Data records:
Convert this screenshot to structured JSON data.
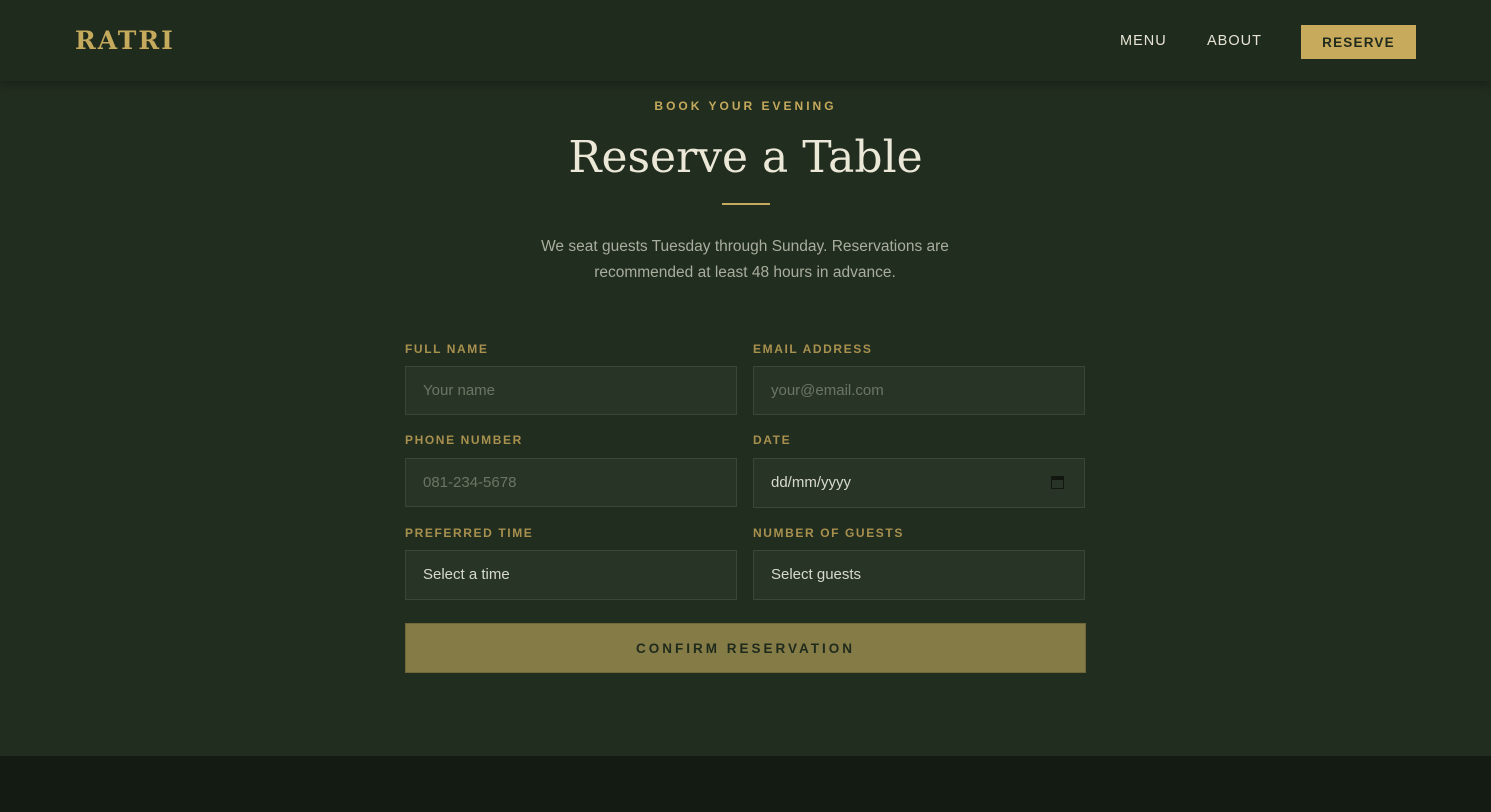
{
  "brand": {
    "name": "RATRI",
    "color": "#c5a95c"
  },
  "nav": {
    "items": [
      {
        "label": "MENU"
      },
      {
        "label": "ABOUT"
      }
    ],
    "reserve_label": "RESERVE"
  },
  "hero": {
    "eyebrow": "BOOK YOUR EVENING",
    "title": "Reserve a Table",
    "intro": "We seat guests Tuesday through Sunday. Reservations are recommended at least 48 hours in advance."
  },
  "form": {
    "full_name": {
      "label": "FULL NAME",
      "placeholder": "Your name",
      "value": ""
    },
    "email": {
      "label": "EMAIL ADDRESS",
      "placeholder": "your@email.com",
      "value": ""
    },
    "phone": {
      "label": "PHONE NUMBER",
      "placeholder": "081-234-5678",
      "value": ""
    },
    "date": {
      "label": "DATE",
      "value": "dd/mm/yyyy"
    },
    "time": {
      "label": "PREFERRED TIME",
      "selected": "Select a time"
    },
    "guests": {
      "label": "NUMBER OF GUESTS",
      "selected": "Select guests"
    },
    "submit_label": "CONFIRM RESERVATION"
  },
  "colors": {
    "background": "#212d1f",
    "accent": "#c5a95c",
    "submit": "#857b46",
    "footer": "#131b12"
  }
}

EXERCISE REQUIREMENTS: Print all of the entries word for word. Omit the pictures they contain.

RESPONSE TO THE TASK:
Convert this screenshot to structured JSON data.
{
  "brand": {
    "name": "RATRI",
    "color": "#c5a95c"
  },
  "nav": {
    "items": [
      {
        "label": "MENU"
      },
      {
        "label": "ABOUT"
      }
    ],
    "reserve_label": "RESERVE"
  },
  "hero": {
    "eyebrow": "BOOK YOUR EVENING",
    "title": "Reserve a Table",
    "intro": "We seat guests Tuesday through Sunday. Reservations are recommended at least 48 hours in advance."
  },
  "form": {
    "full_name": {
      "label": "FULL NAME",
      "placeholder": "Your name",
      "value": ""
    },
    "email": {
      "label": "EMAIL ADDRESS",
      "placeholder": "your@email.com",
      "value": ""
    },
    "phone": {
      "label": "PHONE NUMBER",
      "placeholder": "081-234-5678",
      "value": ""
    },
    "date": {
      "label": "DATE",
      "value": "dd/mm/yyyy"
    },
    "time": {
      "label": "PREFERRED TIME",
      "selected": "Select a time"
    },
    "guests": {
      "label": "NUMBER OF GUESTS",
      "selected": "Select guests"
    },
    "submit_label": "CONFIRM RESERVATION"
  },
  "colors": {
    "background": "#212d1f",
    "accent": "#c5a95c",
    "submit": "#857b46",
    "footer": "#131b12"
  }
}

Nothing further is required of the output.